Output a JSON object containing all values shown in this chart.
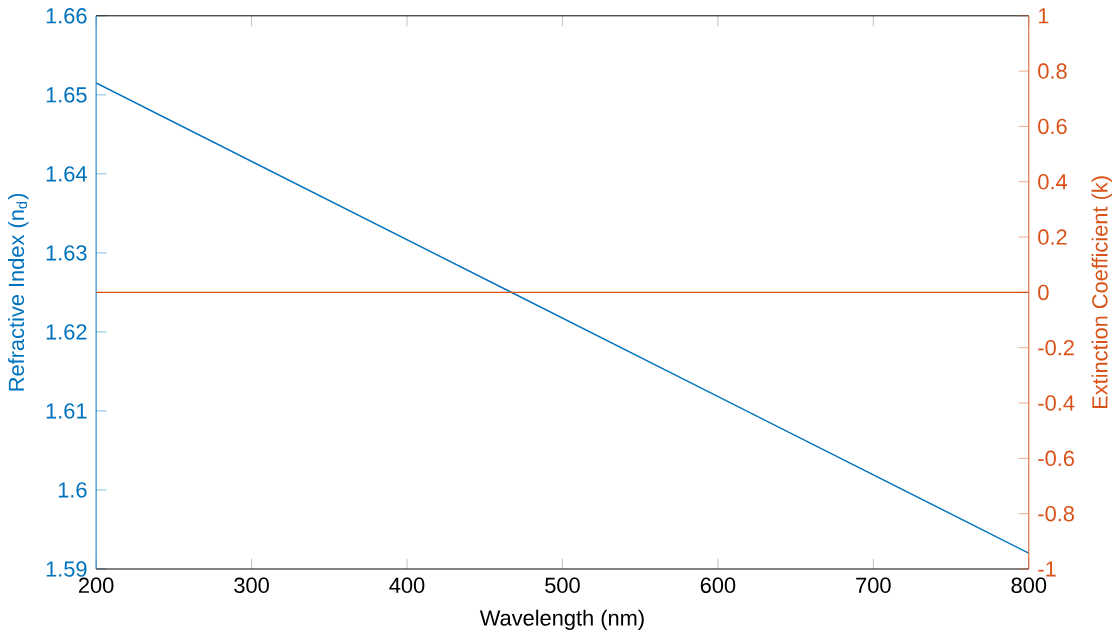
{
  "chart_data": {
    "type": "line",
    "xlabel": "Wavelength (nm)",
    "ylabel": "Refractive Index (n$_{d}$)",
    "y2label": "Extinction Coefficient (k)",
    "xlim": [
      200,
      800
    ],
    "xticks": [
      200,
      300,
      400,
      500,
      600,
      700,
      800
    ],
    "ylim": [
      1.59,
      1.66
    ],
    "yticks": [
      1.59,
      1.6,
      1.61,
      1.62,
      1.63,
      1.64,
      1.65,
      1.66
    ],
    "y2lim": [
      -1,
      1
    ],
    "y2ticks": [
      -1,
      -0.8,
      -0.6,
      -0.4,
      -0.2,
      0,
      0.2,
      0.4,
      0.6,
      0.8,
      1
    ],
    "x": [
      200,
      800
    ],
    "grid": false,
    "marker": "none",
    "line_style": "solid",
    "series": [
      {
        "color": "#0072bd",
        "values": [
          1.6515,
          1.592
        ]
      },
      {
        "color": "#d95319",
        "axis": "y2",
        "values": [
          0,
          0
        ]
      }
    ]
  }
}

## Exercise description
Each entry above is to be written out again unchanged, apart from the pictures, which are left out.

## Correct result
Output a JSON object containing all values shown in this chart.
{
  "chart_data": {
    "type": "line",
    "xlabel": "Wavelength (nm)",
    "ylabel": "Refractive Index (n$_{d}$)",
    "y2label": "Extinction Coefficient (k)",
    "xlim": [
      200,
      800
    ],
    "xticks": [
      200,
      300,
      400,
      500,
      600,
      700,
      800
    ],
    "ylim": [
      1.59,
      1.66
    ],
    "yticks": [
      1.59,
      1.6,
      1.61,
      1.62,
      1.63,
      1.64,
      1.65,
      1.66
    ],
    "y2lim": [
      -1,
      1
    ],
    "y2ticks": [
      -1,
      -0.8,
      -0.6,
      -0.4,
      -0.2,
      0,
      0.2,
      0.4,
      0.6,
      0.8,
      1
    ],
    "x": [
      200,
      800
    ],
    "grid": false,
    "marker": "none",
    "line_style": "solid",
    "series": [
      {
        "color": "#0072bd",
        "values": [
          1.6515,
          1.592
        ]
      },
      {
        "color": "#d95319",
        "axis": "y2",
        "values": [
          0,
          0
        ]
      }
    ]
  }
}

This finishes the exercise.